-- Stored data start --

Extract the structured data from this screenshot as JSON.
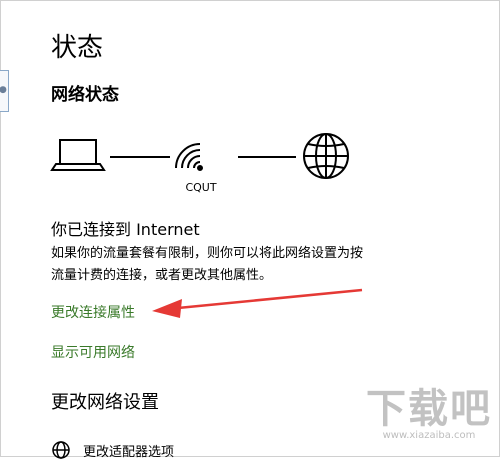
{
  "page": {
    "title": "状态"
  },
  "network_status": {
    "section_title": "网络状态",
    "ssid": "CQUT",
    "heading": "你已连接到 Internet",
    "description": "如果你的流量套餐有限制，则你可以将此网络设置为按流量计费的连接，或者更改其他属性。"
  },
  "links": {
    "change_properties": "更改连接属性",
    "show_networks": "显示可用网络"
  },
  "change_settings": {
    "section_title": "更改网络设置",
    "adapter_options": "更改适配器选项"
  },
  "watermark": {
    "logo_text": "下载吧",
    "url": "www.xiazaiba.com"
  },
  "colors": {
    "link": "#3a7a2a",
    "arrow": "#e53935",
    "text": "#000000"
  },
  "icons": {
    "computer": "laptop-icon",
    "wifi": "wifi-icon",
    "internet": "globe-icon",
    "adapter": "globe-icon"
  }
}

-- Stored data end --
-- Stored data start --

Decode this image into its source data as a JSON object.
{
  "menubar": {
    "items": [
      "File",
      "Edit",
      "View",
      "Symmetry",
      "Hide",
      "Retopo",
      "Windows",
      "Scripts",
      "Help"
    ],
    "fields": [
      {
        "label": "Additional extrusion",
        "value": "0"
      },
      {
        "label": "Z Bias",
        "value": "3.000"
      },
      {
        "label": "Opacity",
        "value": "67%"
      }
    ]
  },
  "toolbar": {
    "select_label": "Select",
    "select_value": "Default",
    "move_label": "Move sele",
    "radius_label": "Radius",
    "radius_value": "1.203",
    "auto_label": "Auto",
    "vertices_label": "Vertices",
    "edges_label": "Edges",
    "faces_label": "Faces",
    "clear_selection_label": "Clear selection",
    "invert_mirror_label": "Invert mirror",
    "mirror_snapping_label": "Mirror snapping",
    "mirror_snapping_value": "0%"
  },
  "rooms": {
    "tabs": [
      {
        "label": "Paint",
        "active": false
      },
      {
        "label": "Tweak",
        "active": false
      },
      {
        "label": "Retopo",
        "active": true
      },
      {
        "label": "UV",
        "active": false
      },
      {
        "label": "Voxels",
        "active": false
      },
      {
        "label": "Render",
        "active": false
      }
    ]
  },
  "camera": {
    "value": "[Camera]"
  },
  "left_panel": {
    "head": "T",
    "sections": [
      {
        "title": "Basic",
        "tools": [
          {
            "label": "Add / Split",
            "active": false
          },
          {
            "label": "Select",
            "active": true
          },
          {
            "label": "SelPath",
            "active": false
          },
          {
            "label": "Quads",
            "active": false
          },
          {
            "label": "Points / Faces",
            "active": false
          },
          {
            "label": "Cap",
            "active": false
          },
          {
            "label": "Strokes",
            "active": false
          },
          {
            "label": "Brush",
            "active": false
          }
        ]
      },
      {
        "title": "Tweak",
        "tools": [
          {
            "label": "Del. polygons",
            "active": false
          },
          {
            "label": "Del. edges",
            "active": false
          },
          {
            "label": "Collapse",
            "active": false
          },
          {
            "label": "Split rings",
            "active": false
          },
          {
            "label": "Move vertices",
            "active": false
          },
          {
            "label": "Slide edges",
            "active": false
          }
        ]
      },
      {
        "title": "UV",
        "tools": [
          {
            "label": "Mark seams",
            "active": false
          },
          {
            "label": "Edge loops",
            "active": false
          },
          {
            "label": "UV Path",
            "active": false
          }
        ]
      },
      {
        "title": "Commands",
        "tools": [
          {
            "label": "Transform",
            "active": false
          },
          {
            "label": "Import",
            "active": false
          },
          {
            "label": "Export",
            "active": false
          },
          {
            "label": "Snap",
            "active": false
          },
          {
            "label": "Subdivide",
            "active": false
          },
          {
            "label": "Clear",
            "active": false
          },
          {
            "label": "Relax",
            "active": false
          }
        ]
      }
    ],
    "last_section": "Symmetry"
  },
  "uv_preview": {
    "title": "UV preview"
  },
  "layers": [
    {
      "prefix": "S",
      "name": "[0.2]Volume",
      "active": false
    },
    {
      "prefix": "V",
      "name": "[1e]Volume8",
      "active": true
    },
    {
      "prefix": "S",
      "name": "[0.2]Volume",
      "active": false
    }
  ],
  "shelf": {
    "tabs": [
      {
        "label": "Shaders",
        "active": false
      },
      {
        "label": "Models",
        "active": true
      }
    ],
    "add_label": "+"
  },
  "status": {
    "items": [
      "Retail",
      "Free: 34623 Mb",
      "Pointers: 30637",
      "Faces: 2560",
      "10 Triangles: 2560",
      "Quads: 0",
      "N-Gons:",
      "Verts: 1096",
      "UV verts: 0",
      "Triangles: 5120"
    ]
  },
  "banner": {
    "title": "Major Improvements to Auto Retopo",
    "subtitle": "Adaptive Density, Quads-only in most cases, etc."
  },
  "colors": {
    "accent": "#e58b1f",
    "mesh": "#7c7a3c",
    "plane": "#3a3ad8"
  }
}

-- Stored data end --
-- Stored data start --

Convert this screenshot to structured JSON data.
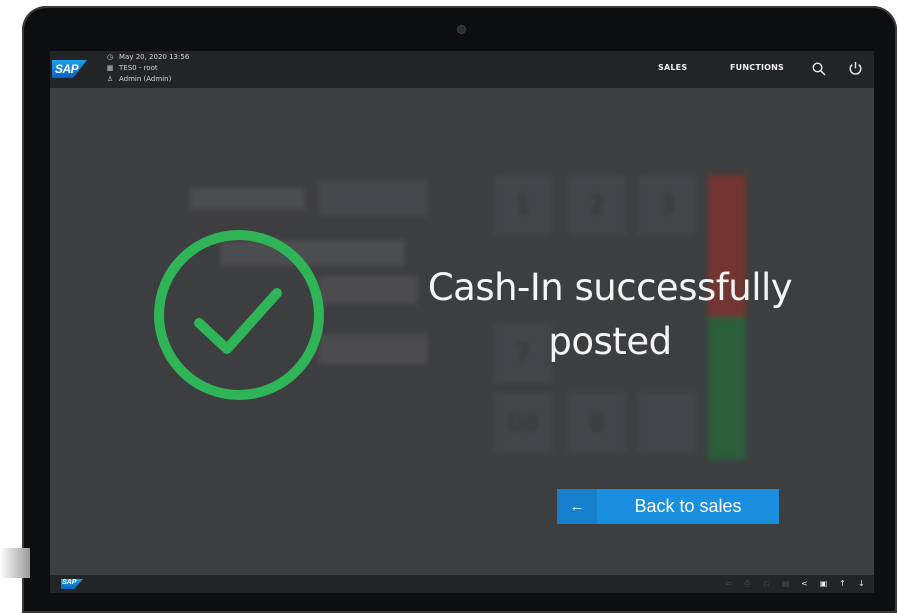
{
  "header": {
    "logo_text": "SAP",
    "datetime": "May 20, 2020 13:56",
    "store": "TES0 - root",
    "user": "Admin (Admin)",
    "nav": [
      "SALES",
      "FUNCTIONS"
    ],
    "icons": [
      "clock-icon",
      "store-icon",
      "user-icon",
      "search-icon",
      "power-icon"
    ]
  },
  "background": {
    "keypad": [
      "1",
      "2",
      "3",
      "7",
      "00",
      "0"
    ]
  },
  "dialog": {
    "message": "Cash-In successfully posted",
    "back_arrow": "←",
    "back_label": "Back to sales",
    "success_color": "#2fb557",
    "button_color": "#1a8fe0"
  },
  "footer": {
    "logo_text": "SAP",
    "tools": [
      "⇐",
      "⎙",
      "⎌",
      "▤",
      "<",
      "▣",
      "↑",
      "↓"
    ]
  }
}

-- Stored data end --

## Task requirements
Of the lines in this material, state how many hold the string "Move". Write no other words.

## Solution to this task
2